» **Task to carry out**
Identify and reproduce every line holding the string "maliyyə".

» **The input**
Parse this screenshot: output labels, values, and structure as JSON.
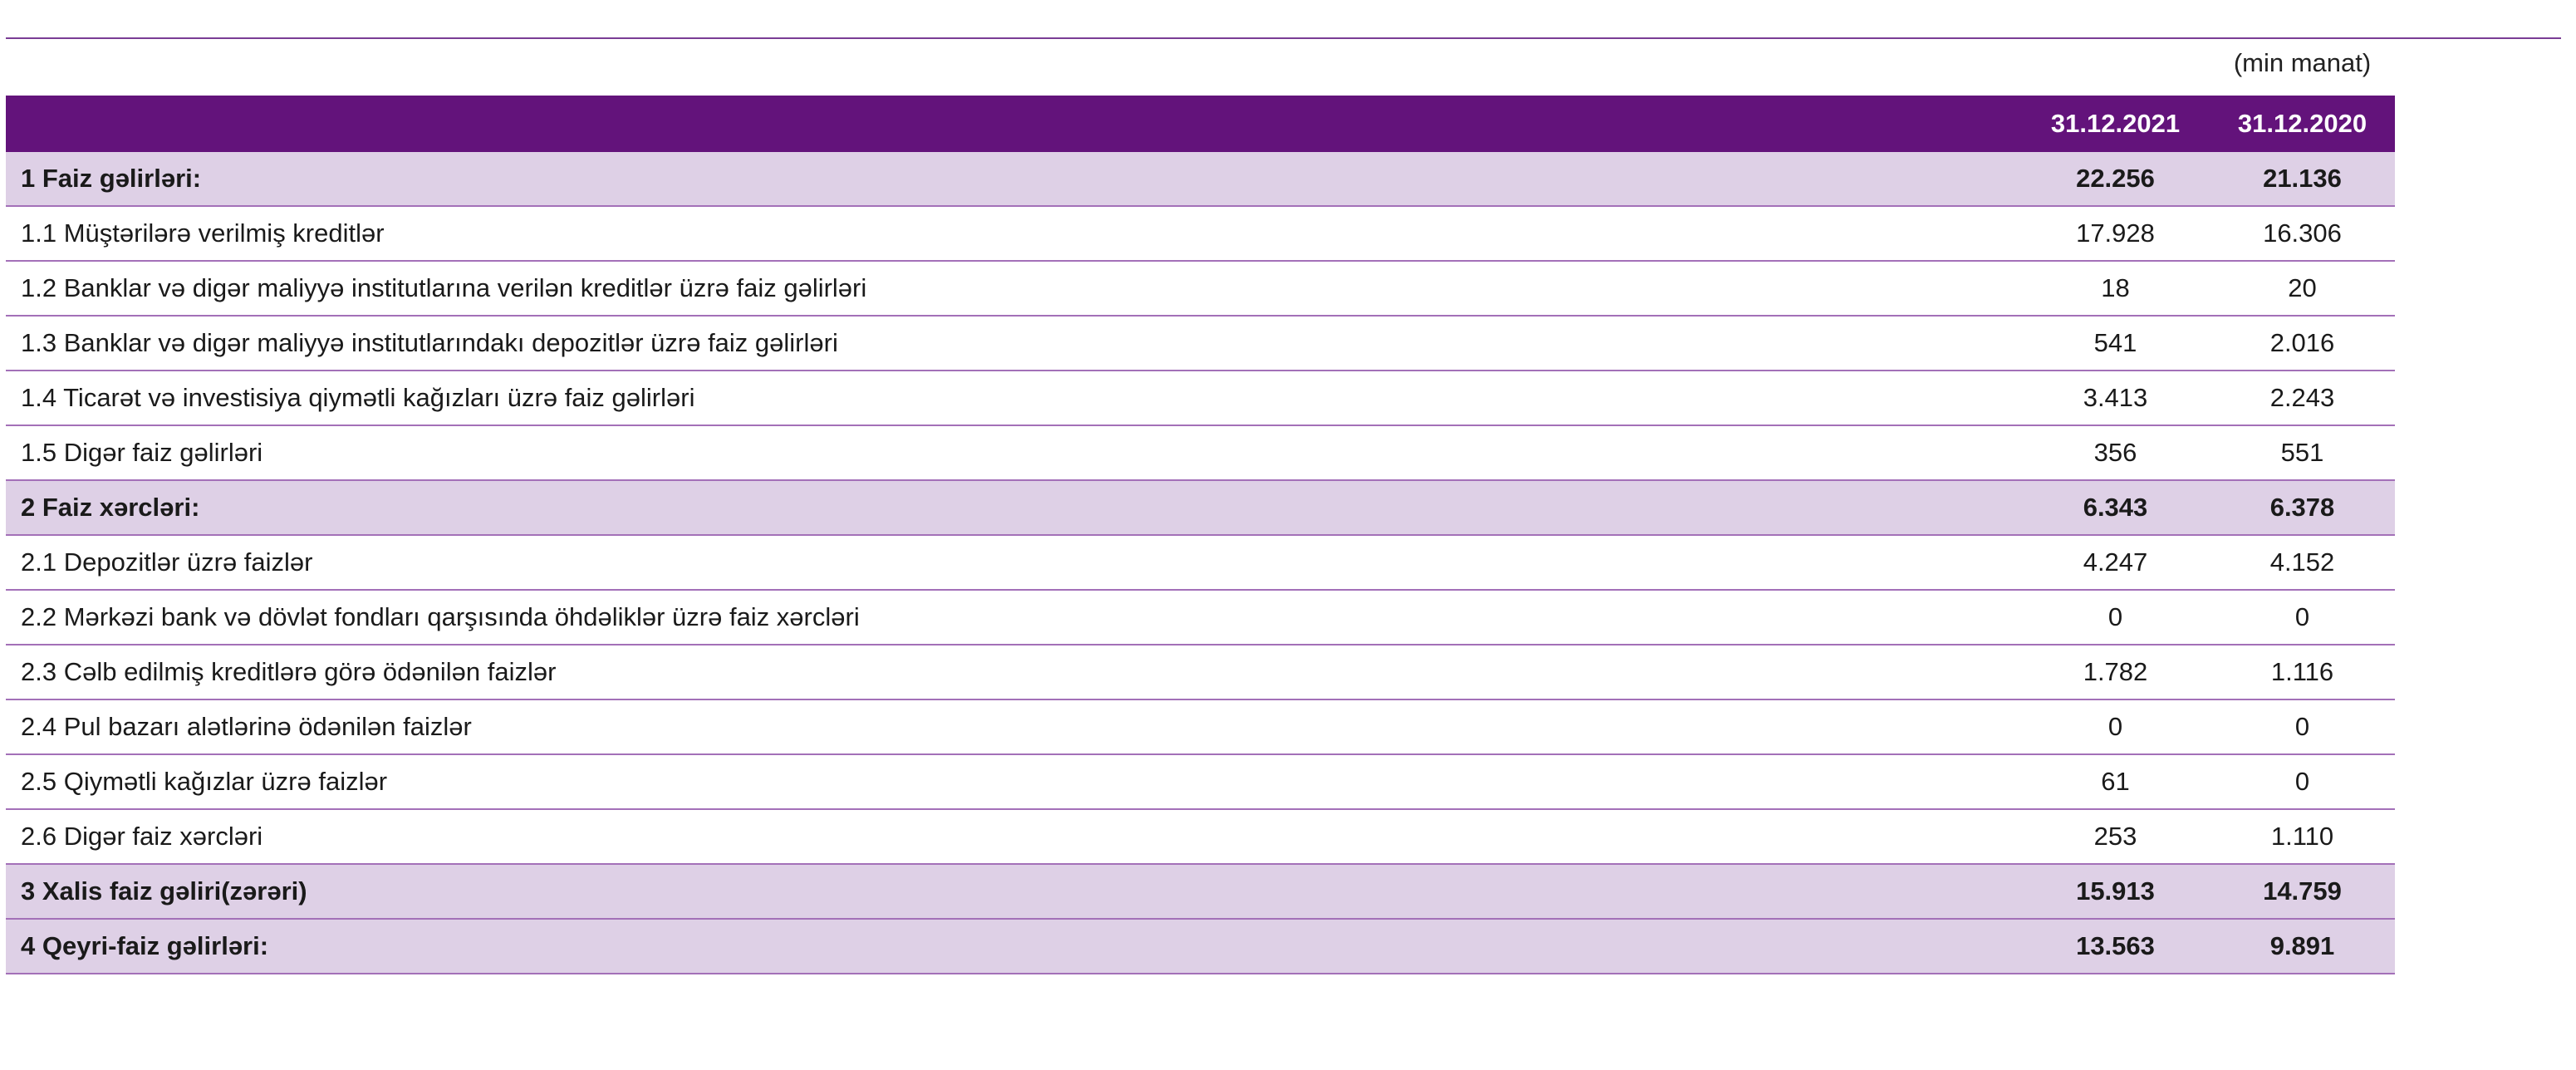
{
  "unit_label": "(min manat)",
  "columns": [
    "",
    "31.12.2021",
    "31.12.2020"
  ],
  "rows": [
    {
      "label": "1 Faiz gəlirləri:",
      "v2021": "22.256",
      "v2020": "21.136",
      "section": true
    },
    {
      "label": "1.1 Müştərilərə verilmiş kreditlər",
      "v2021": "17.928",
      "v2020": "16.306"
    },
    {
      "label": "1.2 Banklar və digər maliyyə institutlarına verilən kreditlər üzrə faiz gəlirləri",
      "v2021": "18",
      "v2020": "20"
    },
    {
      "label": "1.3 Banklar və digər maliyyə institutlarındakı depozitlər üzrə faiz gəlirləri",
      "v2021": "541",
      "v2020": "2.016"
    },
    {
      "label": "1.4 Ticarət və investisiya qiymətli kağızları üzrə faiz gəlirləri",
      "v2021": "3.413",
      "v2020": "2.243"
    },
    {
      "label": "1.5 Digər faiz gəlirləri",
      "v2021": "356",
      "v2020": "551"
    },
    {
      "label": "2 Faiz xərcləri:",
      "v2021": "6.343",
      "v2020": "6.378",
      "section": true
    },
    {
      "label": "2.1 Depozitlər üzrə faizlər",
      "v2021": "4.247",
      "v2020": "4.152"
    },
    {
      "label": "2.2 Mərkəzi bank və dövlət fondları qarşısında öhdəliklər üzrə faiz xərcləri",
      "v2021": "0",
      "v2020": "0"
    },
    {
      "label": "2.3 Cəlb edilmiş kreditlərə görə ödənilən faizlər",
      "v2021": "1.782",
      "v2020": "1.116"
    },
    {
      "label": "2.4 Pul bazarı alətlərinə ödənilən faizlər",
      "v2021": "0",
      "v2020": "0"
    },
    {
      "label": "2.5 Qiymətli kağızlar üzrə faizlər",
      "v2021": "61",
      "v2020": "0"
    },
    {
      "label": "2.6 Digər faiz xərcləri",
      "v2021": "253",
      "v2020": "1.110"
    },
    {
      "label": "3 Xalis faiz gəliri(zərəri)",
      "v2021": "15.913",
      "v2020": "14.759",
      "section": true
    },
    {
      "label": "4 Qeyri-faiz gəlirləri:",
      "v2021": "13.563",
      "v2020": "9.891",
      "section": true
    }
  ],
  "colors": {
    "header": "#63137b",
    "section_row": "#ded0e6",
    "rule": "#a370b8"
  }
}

--

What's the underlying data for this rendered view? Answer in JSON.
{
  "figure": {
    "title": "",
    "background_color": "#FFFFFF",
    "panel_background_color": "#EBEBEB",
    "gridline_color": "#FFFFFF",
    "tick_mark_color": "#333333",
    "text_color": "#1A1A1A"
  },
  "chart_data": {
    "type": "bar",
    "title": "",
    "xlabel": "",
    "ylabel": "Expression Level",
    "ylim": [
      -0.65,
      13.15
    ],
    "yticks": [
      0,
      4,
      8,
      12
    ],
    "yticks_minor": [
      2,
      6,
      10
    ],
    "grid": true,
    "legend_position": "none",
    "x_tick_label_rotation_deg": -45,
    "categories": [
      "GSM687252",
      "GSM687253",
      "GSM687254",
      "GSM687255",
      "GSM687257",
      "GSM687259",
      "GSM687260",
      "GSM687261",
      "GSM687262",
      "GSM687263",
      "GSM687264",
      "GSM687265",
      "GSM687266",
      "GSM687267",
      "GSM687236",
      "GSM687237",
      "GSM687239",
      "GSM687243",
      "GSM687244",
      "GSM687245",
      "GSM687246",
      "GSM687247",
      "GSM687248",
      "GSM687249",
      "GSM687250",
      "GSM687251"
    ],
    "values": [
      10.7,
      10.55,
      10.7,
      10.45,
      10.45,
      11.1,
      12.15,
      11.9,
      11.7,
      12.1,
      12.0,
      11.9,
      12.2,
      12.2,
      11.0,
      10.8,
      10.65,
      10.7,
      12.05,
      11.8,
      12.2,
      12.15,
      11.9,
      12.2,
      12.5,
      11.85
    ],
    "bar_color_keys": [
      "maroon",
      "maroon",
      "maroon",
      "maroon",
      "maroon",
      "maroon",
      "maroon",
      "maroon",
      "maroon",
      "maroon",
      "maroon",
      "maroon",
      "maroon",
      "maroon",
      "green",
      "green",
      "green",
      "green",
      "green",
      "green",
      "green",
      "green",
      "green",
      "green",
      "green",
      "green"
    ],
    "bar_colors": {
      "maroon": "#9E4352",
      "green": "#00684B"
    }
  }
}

--

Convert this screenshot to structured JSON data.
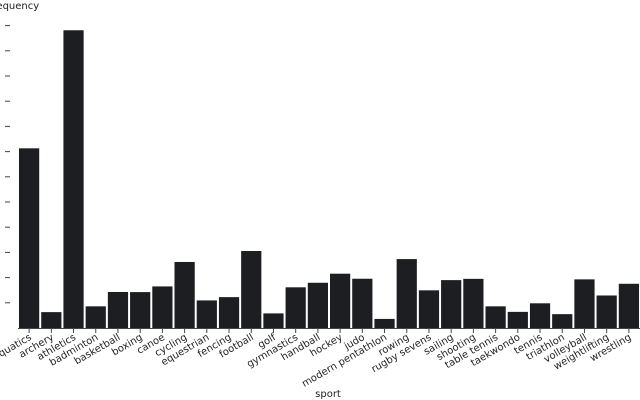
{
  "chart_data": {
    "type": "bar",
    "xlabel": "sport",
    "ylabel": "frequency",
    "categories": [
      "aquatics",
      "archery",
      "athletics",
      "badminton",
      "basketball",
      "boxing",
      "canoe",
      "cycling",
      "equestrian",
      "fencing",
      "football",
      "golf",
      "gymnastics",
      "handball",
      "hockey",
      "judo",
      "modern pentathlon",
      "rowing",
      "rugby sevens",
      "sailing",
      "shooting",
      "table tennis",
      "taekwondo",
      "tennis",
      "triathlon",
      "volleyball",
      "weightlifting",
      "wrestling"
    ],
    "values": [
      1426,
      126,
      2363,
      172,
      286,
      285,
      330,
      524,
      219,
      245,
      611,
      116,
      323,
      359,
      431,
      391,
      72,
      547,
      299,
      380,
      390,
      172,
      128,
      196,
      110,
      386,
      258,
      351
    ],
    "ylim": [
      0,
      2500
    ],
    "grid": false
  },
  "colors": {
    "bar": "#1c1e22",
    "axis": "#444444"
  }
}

» **Finished exercise**
      "label": "1.2 Banklar və digər maliyyə institutlarına verilən kreditlər üzrə faiz gəlirləri",
      "label": "1.3 Banklar və digər maliyyə institutlarındakı depozitlər üzrə faiz gəlirləri",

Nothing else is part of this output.